→ WHAT TO DO:
1. Summarize the excerpted passage on the yen carry trade and the dollar index below in two sentences.
2. According to the excerpted passage on the yen carry trade and the dollar index below, what weight does the euro have in the DXY basket?

Carry Trade — Why Yen at 160 Is a Global Risk Event, Not Just a Japan Story
A carry trade involves borrowing in a low-interest-rate currency (the yen, at 0.75%) and investing the proceeds in a higher-yielding asset — US Treasuries, equities, crypto, or EM bonds. The trade is profitable as long as the yen stays weak and the target asset holds value. At 160 yen per dollar, the trade is deeply profitable and the position is large. The risk is the unwind: if Japan intervenes and the yen strengthens sharply, every carry trade position simultaneously becomes a loss. Traders sell the high-yield assets to buy back yen, closing the position. The August 2024 carry trade unwind — triggered by the last time yen hit 160 and Japan intervened — produced the largest single-day VIX spike in history. Today’s 160 level with Finance Minister Katayama’s intervention warning means a repeat unwind event is a live tail risk. That is why yen intervention hits US equities and crypto simultaneously — it is not a Japan story. It is a global leverage story.
DXY — The US Dollar Index
DXY measures the value of the dollar against a basket of six major currencies: the euro (57.6% weight), yen (13.6%), pound (11.9%), Canadian dollar (9.1%), Swedish krona (4.2%), and Swiss franc (3.6%). A falling DXY means the dollar is weakening against those currencies. Today’s DXY below 98.40 is counterintuitive — hot inflation data typically strengthens the dollar because it implies higher interest rates. The market is instead pricing growth slowdown risk, which suppresses the dollar despite elevated inflation. Dollar weakness is bullish for commodities (priced in dollars), gold, and EM assets denominated in local currency.

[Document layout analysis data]
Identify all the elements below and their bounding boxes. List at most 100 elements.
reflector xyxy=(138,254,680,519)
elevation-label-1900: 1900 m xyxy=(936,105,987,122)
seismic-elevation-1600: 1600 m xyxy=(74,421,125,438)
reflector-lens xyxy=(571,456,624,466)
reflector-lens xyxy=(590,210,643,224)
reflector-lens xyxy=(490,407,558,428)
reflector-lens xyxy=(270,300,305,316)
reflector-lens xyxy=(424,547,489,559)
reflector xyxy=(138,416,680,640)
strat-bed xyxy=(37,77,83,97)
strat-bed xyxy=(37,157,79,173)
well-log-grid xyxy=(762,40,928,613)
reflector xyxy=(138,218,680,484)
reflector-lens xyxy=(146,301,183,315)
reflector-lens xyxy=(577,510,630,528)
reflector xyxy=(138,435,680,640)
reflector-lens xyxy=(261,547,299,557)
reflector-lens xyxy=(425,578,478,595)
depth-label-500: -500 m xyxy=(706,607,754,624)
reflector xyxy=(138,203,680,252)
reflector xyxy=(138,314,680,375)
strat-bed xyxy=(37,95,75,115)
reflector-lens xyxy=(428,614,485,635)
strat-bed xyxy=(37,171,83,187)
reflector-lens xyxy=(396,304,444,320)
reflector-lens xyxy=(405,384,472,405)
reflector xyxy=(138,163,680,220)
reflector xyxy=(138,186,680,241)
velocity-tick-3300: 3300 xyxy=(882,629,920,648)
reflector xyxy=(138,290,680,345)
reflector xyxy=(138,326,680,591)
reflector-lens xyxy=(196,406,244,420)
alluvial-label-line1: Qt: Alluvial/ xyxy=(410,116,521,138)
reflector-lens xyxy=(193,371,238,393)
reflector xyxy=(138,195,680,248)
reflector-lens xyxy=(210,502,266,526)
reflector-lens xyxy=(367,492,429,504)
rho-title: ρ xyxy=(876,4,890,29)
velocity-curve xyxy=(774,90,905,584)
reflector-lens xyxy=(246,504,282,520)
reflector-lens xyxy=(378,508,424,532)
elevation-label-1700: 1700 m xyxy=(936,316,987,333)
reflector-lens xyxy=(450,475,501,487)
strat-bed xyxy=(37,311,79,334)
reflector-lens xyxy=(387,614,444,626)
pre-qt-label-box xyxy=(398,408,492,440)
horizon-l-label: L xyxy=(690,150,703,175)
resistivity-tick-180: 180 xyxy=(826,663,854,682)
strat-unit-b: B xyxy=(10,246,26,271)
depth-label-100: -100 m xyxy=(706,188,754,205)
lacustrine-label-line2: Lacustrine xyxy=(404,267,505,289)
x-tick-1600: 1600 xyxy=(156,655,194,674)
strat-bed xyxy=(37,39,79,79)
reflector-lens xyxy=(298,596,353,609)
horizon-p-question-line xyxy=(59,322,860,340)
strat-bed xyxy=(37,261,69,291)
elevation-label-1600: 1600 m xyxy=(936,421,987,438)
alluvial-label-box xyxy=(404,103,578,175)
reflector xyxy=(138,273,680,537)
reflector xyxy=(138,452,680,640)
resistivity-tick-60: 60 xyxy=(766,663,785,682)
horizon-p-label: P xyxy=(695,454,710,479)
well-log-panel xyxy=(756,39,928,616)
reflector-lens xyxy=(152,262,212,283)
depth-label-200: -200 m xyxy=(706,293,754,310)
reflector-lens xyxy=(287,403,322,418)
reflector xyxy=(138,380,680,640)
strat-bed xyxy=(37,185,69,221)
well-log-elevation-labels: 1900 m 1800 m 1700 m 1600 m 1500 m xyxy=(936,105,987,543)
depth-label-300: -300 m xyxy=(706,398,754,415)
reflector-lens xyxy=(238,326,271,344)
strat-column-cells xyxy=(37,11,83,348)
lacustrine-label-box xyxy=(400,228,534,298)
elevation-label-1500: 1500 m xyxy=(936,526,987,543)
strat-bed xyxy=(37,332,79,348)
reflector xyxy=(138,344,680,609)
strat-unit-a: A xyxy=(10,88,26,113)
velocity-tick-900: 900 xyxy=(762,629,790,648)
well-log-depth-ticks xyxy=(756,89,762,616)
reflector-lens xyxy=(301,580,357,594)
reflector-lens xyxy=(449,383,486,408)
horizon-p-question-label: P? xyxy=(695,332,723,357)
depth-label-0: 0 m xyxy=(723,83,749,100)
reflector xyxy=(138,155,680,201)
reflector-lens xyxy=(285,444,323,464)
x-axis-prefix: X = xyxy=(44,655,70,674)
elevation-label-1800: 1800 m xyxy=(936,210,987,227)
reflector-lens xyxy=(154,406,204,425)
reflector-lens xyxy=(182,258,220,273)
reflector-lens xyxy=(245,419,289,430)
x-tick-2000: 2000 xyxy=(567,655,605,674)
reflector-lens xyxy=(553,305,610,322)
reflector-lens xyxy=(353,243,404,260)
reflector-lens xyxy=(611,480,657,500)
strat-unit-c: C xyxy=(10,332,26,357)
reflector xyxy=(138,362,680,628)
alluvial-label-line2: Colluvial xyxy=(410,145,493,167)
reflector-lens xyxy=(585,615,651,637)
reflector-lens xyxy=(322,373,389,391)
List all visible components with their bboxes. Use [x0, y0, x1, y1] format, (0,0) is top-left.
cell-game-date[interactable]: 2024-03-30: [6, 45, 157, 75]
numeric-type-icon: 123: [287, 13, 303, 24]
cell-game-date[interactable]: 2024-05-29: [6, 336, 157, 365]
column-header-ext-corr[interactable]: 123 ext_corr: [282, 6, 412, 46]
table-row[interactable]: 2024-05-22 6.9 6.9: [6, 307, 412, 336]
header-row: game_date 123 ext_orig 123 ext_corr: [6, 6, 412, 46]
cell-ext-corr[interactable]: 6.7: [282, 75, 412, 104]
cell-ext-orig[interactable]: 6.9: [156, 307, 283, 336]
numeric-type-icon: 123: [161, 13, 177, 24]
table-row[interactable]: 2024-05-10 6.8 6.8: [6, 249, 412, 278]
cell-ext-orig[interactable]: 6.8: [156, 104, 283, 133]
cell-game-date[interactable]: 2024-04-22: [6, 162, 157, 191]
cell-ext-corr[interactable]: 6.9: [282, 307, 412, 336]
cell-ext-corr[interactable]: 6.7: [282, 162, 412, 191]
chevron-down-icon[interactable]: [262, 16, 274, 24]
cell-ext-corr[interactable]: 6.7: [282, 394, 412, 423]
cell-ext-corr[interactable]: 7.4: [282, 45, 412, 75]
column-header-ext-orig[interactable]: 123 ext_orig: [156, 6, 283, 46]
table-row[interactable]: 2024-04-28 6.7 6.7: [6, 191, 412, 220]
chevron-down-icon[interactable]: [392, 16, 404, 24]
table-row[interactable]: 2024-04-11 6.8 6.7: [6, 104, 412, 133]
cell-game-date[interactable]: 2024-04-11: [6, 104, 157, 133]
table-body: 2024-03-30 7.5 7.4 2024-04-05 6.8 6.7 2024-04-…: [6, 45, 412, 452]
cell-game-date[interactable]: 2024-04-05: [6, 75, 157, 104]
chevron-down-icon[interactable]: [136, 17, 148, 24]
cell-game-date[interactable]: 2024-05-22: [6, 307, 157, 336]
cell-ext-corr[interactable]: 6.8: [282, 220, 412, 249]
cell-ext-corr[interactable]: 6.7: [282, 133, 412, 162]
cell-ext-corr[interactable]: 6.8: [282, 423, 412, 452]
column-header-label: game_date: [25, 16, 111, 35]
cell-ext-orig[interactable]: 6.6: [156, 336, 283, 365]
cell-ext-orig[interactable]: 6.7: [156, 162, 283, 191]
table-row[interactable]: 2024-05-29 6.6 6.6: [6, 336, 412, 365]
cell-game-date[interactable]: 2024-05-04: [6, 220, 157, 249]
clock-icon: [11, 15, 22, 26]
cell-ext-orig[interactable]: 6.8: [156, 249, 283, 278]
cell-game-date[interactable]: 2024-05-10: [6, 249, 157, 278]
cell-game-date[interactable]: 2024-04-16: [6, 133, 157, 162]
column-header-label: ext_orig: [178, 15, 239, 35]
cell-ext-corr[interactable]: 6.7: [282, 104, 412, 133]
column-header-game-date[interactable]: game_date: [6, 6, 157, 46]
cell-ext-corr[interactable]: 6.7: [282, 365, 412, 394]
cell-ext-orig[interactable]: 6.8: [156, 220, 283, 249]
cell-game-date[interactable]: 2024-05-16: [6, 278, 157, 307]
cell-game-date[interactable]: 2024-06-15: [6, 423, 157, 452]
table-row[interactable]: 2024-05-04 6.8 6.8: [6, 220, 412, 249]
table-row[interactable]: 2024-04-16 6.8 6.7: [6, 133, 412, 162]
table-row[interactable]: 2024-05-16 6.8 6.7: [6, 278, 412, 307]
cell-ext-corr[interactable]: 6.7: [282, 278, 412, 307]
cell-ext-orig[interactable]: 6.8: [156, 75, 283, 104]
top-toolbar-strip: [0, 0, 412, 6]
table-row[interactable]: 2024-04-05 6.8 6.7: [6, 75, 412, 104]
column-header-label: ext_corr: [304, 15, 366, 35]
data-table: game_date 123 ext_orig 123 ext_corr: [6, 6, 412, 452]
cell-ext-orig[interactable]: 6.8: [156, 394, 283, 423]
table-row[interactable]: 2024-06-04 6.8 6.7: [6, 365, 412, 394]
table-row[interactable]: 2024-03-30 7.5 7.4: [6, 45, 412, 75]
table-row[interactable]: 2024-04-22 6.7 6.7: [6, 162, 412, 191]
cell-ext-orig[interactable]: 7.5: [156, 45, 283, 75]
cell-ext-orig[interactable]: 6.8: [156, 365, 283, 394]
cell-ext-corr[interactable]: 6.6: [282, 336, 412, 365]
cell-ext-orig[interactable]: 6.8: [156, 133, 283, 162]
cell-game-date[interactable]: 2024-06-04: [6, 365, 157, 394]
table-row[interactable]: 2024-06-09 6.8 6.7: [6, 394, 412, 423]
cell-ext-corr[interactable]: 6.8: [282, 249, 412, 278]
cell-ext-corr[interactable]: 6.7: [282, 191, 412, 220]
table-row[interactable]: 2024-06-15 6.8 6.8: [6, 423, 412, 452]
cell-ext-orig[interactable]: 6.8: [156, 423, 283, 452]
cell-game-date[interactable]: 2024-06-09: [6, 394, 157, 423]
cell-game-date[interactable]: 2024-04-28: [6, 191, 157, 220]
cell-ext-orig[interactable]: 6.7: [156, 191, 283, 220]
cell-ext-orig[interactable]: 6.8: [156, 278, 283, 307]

→ ANSWERS TO THE PROBLEMS:
1. A yen carry trade borrows in low-rate yen to buy higher-yielding assets, and at 160 yen per dollar a sharp yen rebound after Japanese intervention could force a simultaneous unwind that hits US equities and crypto, as in August 2024. The dollar index, which measures the dollar against six major currencies, is below 98.40 despite hot inflation because the market is pricing growth slowdown risk, and dollar weakness is bullish for commodities, gold and local-currency EM assets.

2. 57.6%